GIVEN TASK: Go through the lines below and copy each one that holds the string "effleurement".
— Begin RECORDS FOR THIS EXERCISE —
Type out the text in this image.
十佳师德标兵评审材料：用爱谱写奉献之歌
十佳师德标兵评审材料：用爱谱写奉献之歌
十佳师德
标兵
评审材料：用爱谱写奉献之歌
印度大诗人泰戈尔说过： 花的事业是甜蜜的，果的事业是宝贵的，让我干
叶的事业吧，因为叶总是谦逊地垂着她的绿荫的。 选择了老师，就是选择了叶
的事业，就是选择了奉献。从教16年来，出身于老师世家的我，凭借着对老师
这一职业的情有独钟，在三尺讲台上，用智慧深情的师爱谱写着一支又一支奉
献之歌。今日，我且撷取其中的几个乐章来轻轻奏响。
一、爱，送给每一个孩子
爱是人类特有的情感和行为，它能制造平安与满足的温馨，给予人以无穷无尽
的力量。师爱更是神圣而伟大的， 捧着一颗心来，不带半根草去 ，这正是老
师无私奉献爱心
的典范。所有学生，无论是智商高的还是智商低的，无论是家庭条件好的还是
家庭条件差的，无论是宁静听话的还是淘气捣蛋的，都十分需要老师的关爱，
— End RECORDS FOR THIS EXERCISE —
— Begin RECORDS FOR THIS EXERCISE —
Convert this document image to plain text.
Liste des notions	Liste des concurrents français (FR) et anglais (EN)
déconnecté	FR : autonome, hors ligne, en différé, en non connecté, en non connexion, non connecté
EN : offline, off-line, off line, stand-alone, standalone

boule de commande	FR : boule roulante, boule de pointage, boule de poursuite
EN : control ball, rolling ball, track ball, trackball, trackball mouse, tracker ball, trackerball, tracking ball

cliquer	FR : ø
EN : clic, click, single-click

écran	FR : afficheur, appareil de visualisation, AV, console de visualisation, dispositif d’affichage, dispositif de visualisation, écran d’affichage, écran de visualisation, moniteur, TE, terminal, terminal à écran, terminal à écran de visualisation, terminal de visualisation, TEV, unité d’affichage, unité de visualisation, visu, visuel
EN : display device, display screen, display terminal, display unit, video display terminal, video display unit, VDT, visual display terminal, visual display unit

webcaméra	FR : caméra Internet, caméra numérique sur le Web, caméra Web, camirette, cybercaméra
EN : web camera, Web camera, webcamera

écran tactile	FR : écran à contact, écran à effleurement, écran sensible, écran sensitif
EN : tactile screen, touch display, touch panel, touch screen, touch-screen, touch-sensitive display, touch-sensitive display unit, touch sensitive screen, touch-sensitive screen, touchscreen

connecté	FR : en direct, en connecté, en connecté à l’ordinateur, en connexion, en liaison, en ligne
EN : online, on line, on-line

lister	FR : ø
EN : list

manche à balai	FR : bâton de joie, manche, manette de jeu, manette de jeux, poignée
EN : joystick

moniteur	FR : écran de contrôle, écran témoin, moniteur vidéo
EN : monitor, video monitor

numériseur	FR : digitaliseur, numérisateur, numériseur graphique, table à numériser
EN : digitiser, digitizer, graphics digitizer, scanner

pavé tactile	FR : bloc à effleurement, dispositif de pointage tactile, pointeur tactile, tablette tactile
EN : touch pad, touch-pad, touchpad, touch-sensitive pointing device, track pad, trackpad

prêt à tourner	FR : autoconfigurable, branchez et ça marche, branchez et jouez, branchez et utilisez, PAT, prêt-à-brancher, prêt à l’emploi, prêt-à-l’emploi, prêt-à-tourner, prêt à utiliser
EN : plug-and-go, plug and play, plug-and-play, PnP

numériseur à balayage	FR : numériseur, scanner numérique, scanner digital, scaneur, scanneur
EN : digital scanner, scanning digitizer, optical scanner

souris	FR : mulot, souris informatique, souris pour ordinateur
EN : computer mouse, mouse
— End RECORDS FOR THIS EXERCISE —
SOLVED EXERCISE:
écran tactile	FR : écran à contact, écran à effleurement, écran sensible, écran sensitif
pavé tactile	FR : bloc à effleurement, dispositif de pointage tactile, pointeur tactile, tablette tactile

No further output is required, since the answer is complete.